WHAT NEEDS TO BE DONE:
Repeat the lines of each of these records word for word, without the pictures.

Element box annotations
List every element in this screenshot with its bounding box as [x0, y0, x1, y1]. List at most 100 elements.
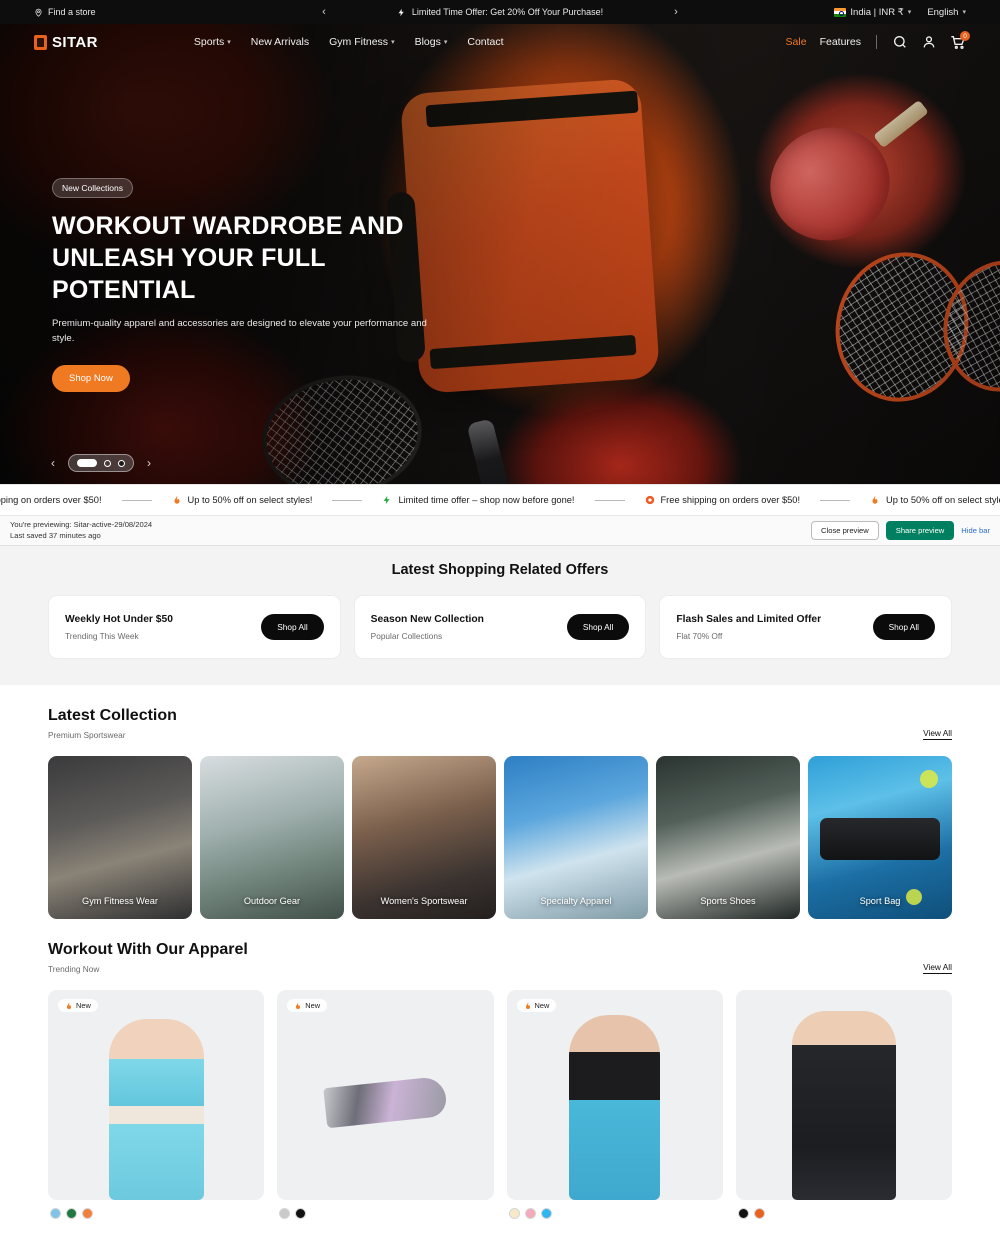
- offer-subtitle: Flat 70% Off: [676, 630, 723, 641]
- nav-item-sale[interactable]: Sale: [786, 36, 807, 48]
- india-flag-icon: [834, 7, 847, 17]
- category-label: Specialty Apparel: [540, 896, 612, 906]
- header-actions: Sale Features 0: [786, 31, 970, 50]
- section-title: Latest Collection: [48, 707, 177, 724]
- hero-content: New Collections WORKOUT WARDROBE AND UNL…: [0, 60, 430, 392]
- offer-card[interactable]: Season New Collection Popular Collection…: [353, 595, 647, 659]
- offer-subtitle: Popular Collections: [370, 630, 443, 641]
- product-image[interactable]: [735, 990, 952, 1200]
- hide-bar-link[interactable]: Hide bar: [961, 526, 990, 535]
- offer-shop-all-button[interactable]: Shop All: [261, 614, 324, 640]
- color-swatch[interactable]: [508, 1208, 520, 1219]
- carousel-dot-1[interactable]: [77, 459, 97, 467]
- carousel-dot-2[interactable]: [104, 459, 111, 467]
- color-swatch[interactable]: [737, 1208, 749, 1219]
- section-title: Workout With Our Apparel: [48, 941, 248, 958]
- product-image[interactable]: New: [506, 990, 723, 1200]
- announcement-prev-button[interactable]: ‹: [313, 6, 335, 18]
- marquee-divider: [820, 499, 851, 501]
- find-a-store[interactable]: Find a store: [34, 7, 96, 17]
- search-icon[interactable]: [892, 34, 908, 50]
- offer-card[interactable]: Flash Sales and Limited Offer Flat 70% O…: [659, 595, 953, 659]
- nav-item-sports[interactable]: Sports ▾: [194, 36, 231, 48]
- category-tile-sport-bag[interactable]: Sport Bag: [808, 756, 952, 919]
- chevron-down-icon: ▾: [907, 9, 912, 16]
- marquee-text: Free shipping on orders over $50!: [0, 495, 102, 505]
- product-card: [735, 990, 952, 1219]
- carousel-dot-3[interactable]: [118, 459, 125, 467]
- category-tile-womens-sportswear[interactable]: Women's Sportswear: [352, 756, 496, 919]
- last-saved-label: Last saved 37 minutes ago: [10, 530, 101, 540]
- color-swatch[interactable]: [279, 1208, 291, 1219]
- offers-title: Latest Shopping Related Offers: [391, 562, 609, 578]
- user-account-icon[interactable]: [921, 34, 937, 50]
- offer-title: Flash Sales and Limited Offer: [676, 613, 822, 625]
- fire-icon: [525, 1002, 530, 1009]
- offer-shop-all-button[interactable]: Shop All: [566, 614, 630, 640]
- product-badge: New: [287, 999, 328, 1012]
- color-swatch[interactable]: [295, 1208, 307, 1219]
- cart-count-badge: 0: [960, 31, 970, 41]
- hero-banner: SITAR Sports ▾ New Arrivals Gym Fitness …: [0, 24, 1000, 484]
- offer-shop-all-button[interactable]: Shop All: [872, 614, 936, 640]
- product-card: New: [506, 990, 723, 1219]
- color-swatch[interactable]: [753, 1208, 765, 1219]
- color-swatch[interactable]: [66, 1208, 77, 1219]
- nav-item-contact[interactable]: Contact: [467, 36, 503, 48]
- hero-shop-now-button[interactable]: Shop Now: [52, 364, 130, 392]
- product-image[interactable]: New: [48, 990, 265, 1200]
- fire-icon: [296, 1002, 301, 1009]
- nav-item-new-arrivals[interactable]: New Arrivals: [251, 36, 309, 48]
- site-logo[interactable]: SITAR: [34, 34, 98, 51]
- sitar-logo-icon: [34, 34, 47, 50]
- offer-title: Season New Collection: [370, 613, 484, 625]
- latest-collection-section: Latest Collection Premium Sportswear Vie…: [0, 685, 1000, 919]
- logo-text: SITAR: [52, 33, 98, 51]
- country-currency-selector[interactable]: India | INR ₹ ▾: [834, 7, 911, 18]
- preview-info: You're previewing: Sitar-active-29/08/20…: [10, 520, 152, 542]
- nav-item-gym-fitness[interactable]: Gym Fitness ▾: [329, 36, 394, 48]
- location-pin-icon: [35, 8, 42, 17]
- chevron-down-icon: ▾: [962, 9, 966, 16]
- category-tile-gym-fitness-wear[interactable]: Gym Fitness Wear: [48, 756, 192, 919]
- color-swatch[interactable]: [82, 1208, 93, 1219]
- announcement-text: Limited Time Offer: Get 20% Off Your Pur…: [411, 7, 604, 17]
- fire-icon: [872, 495, 878, 504]
- gift-icon: [645, 495, 654, 505]
- close-preview-button[interactable]: Close preview: [811, 521, 879, 540]
- nav-item-blogs[interactable]: Blogs ▾: [415, 36, 448, 48]
- shopping-cart-icon[interactable]: 0: [950, 31, 970, 50]
- color-swatch[interactable]: [524, 1208, 536, 1219]
- share-preview-button[interactable]: Share preview: [885, 521, 955, 540]
- marquee-divider: [332, 499, 363, 501]
- product-image[interactable]: New: [277, 990, 494, 1200]
- category-tile-sports-shoes[interactable]: Sports Shoes: [656, 756, 800, 919]
- marquee-text: Up to 50% off on select styles!: [886, 495, 1000, 505]
- marquee-text: Limited time offer – shop now before gon…: [398, 495, 575, 505]
- fire-icon: [174, 495, 180, 504]
- category-label: Outdoor Gear: [243, 896, 301, 906]
- bolt-icon: [384, 495, 390, 505]
- view-all-link[interactable]: View All: [923, 728, 952, 740]
- section-header: Workout With Our Apparel Trending Now Vi…: [48, 941, 952, 974]
- marquee-item: Free shipping on orders over $50!: [0, 495, 106, 505]
- chevron-down-icon: ▾: [391, 39, 395, 46]
- color-swatch[interactable]: [540, 1208, 552, 1219]
- carousel-prev-icon[interactable]: ‹: [46, 456, 60, 470]
- category-tile-outdoor-gear[interactable]: Outdoor Gear: [200, 756, 344, 919]
- announcement-message: Limited Time Offer: Get 20% Off Your Pur…: [335, 7, 665, 17]
- product-card: New: [48, 990, 265, 1219]
- view-all-link[interactable]: View All: [923, 962, 952, 974]
- nav-item-features[interactable]: Features: [820, 36, 861, 48]
- offer-card[interactable]: Weekly Hot Under $50 Trending This Week …: [48, 595, 341, 659]
- announcement-next-button[interactable]: ›: [665, 6, 687, 18]
- nav-label: Gym Fitness: [329, 36, 389, 48]
- language-selector[interactable]: English ▾: [927, 7, 966, 18]
- color-swatch[interactable]: [50, 1208, 61, 1219]
- section-subtitle: Trending Now: [48, 964, 100, 974]
- product-badge: New: [58, 999, 98, 1012]
- carousel-next-icon[interactable]: ›: [142, 456, 156, 470]
- category-tile-specialty-apparel[interactable]: Specialty Apparel: [504, 756, 648, 919]
- workout-apparel-section: Workout With Our Apparel Trending Now Vi…: [0, 919, 1000, 1219]
- preview-actions: Close preview Share preview Hide bar: [811, 521, 990, 540]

RESULT OF THIS EXERCISE:
List every element in this screenshot with its bounding box as [x0, y0, x1, y1]. List at most 100 elements.
- offer-subtitle: Flat 70% Off: [676, 630, 723, 641]
- nav-item-sale[interactable]: Sale: [786, 36, 807, 48]
- india-flag-icon: [834, 7, 847, 17]
- category-label: Specialty Apparel: [540, 896, 612, 906]
- header-actions: Sale Features 0: [786, 31, 970, 50]
- section-title: Latest Collection: [48, 707, 177, 724]
- hero-content: New Collections WORKOUT WARDROBE AND UNL…: [0, 60, 430, 392]
- offer-card[interactable]: Season New Collection Popular Collection…: [353, 595, 647, 659]
- offer-subtitle: Popular Collections: [370, 630, 443, 641]
- product-image[interactable]: [735, 990, 952, 1200]
- hide-bar-link[interactable]: Hide bar: [961, 526, 990, 535]
- offer-shop-all-button[interactable]: Shop All: [261, 614, 324, 640]
- color-swatch[interactable]: [508, 1208, 520, 1219]
- carousel-dot-1[interactable]: [77, 459, 97, 467]
- carousel-dot-2[interactable]: [104, 459, 111, 467]
- color-swatch[interactable]: [737, 1208, 749, 1219]
- section-title: Workout With Our Apparel: [48, 941, 248, 958]
- product-image[interactable]: New: [506, 990, 723, 1200]
- announcement-prev-button[interactable]: ‹: [313, 6, 335, 18]
- marquee-divider: [820, 499, 851, 501]
- find-a-store[interactable]: Find a store: [34, 7, 96, 17]
- search-icon[interactable]: [892, 34, 908, 50]
- offer-card[interactable]: Flash Sales and Limited Offer Flat 70% O…: [659, 595, 953, 659]
- nav-item-sports[interactable]: Sports ▾: [194, 36, 231, 48]
- category-tile-sport-bag[interactable]: Sport Bag: [808, 756, 952, 919]
- chevron-down-icon: ▾: [907, 9, 912, 16]
- marquee-text: Free shipping on orders over $50!: [0, 495, 102, 505]
- product-card: [735, 990, 952, 1219]
- carousel-dot-3[interactable]: [118, 459, 125, 467]
- category-tile-womens-sportswear[interactable]: Women's Sportswear: [352, 756, 496, 919]
- last-saved-label: Last saved 37 minutes ago: [10, 530, 101, 540]
- color-swatch[interactable]: [279, 1208, 291, 1219]
- offers-title: Latest Shopping Related Offers: [391, 562, 609, 578]
- user-account-icon[interactable]: [921, 34, 937, 50]
- offer-title: Flash Sales and Limited Offer: [676, 613, 822, 625]
- fire-icon: [525, 1002, 530, 1009]
- offer-shop-all-button[interactable]: Shop All: [566, 614, 630, 640]
- product-badge: New: [287, 999, 328, 1012]
- color-swatch[interactable]: [295, 1208, 307, 1219]
- cart-count-badge: 0: [960, 31, 970, 41]
- hero-banner: SITAR Sports ▾ New Arrivals Gym Fitness …: [0, 24, 1000, 484]
- offer-shop-all-button[interactable]: Shop All: [872, 614, 936, 640]
- product-card: New: [506, 990, 723, 1219]
- color-swatch[interactable]: [753, 1208, 765, 1219]
- color-swatch[interactable]: [66, 1208, 77, 1219]
- nav-item-contact[interactable]: Contact: [467, 36, 503, 48]
- hero-shop-now-button[interactable]: Shop Now: [52, 364, 130, 392]
- product-image[interactable]: New: [48, 990, 265, 1200]
- fire-icon: [296, 1002, 301, 1009]
- nav-item-new-arrivals[interactable]: New Arrivals: [251, 36, 309, 48]
- site-logo[interactable]: SITAR: [34, 34, 98, 51]
- sitar-logo-icon: [34, 34, 47, 50]
- offer-title: Season New Collection: [370, 613, 484, 625]
- latest-collection-section: Latest Collection Premium Sportswear Vie…: [0, 685, 1000, 919]
- logo-text: SITAR: [52, 33, 98, 51]
- country-currency-selector[interactable]: India | INR ₹ ▾: [834, 7, 911, 18]
- preview-info: You're previewing: Sitar-active-29/08/20…: [10, 520, 152, 542]
- nav-item-gym-fitness[interactable]: Gym Fitness ▾: [329, 36, 394, 48]
- location-pin-icon: [35, 8, 42, 17]
- chevron-down-icon: ▾: [962, 9, 966, 16]
- category-tile-gym-fitness-wear[interactable]: Gym Fitness Wear: [48, 756, 192, 919]
- color-swatch[interactable]: [82, 1208, 93, 1219]
- announcement-text: Limited Time Offer: Get 20% Off Your Pur…: [411, 7, 604, 17]
- fire-icon: [872, 495, 878, 504]
- gift-icon: [645, 495, 654, 505]
- close-preview-button[interactable]: Close preview: [811, 521, 879, 540]
- nav-item-blogs[interactable]: Blogs ▾: [415, 36, 448, 48]
- shopping-cart-icon[interactable]: 0: [950, 31, 970, 50]
- color-swatch[interactable]: [524, 1208, 536, 1219]
- share-preview-button[interactable]: Share preview: [885, 521, 955, 540]
- marquee-divider: [332, 499, 363, 501]
- product-image[interactable]: New: [277, 990, 494, 1200]
- category-tile-sports-shoes[interactable]: Sports Shoes: [656, 756, 800, 919]
- marquee-text: Up to 50% off on select styles!: [886, 495, 1000, 505]
- marquee-text: Limited time offer – shop now before gon…: [398, 495, 575, 505]
- fire-icon: [174, 495, 180, 504]
- category-label: Outdoor Gear: [243, 896, 301, 906]
- bolt-icon: [384, 495, 390, 505]
- view-all-link[interactable]: View All: [923, 728, 952, 740]
- section-header: Workout With Our Apparel Trending Now Vi…: [48, 941, 952, 974]
- marquee-item: Free shipping on orders over $50!: [0, 495, 106, 505]
- chevron-down-icon: ▾: [391, 39, 395, 46]
- color-swatch[interactable]: [540, 1208, 552, 1219]
- carousel-prev-icon[interactable]: ‹: [46, 456, 60, 470]
- category-tile-outdoor-gear[interactable]: Outdoor Gear: [200, 756, 344, 919]
- announcement-message: Limited Time Offer: Get 20% Off Your Pur…: [335, 7, 665, 17]
- product-card: New: [48, 990, 265, 1219]
- view-all-link[interactable]: View All: [923, 962, 952, 974]
- nav-item-features[interactable]: Features: [820, 36, 861, 48]
- offer-card[interactable]: Weekly Hot Under $50 Trending This Week …: [48, 595, 341, 659]
- announcement-next-button[interactable]: ›: [665, 6, 687, 18]
- nav-label: Gym Fitness: [329, 36, 389, 48]
- language-selector[interactable]: English ▾: [927, 7, 966, 18]
- color-swatch[interactable]: [50, 1208, 61, 1219]
- section-subtitle: Trending Now: [48, 964, 100, 974]
- product-badge: New: [58, 999, 98, 1012]
- carousel-next-icon[interactable]: ›: [142, 456, 156, 470]
- category-tile-specialty-apparel[interactable]: Specialty Apparel: [504, 756, 648, 919]
- workout-apparel-section: Workout With Our Apparel Trending Now Vi…: [0, 919, 1000, 1219]
- preview-actions: Close preview Share preview Hide bar: [811, 521, 990, 540]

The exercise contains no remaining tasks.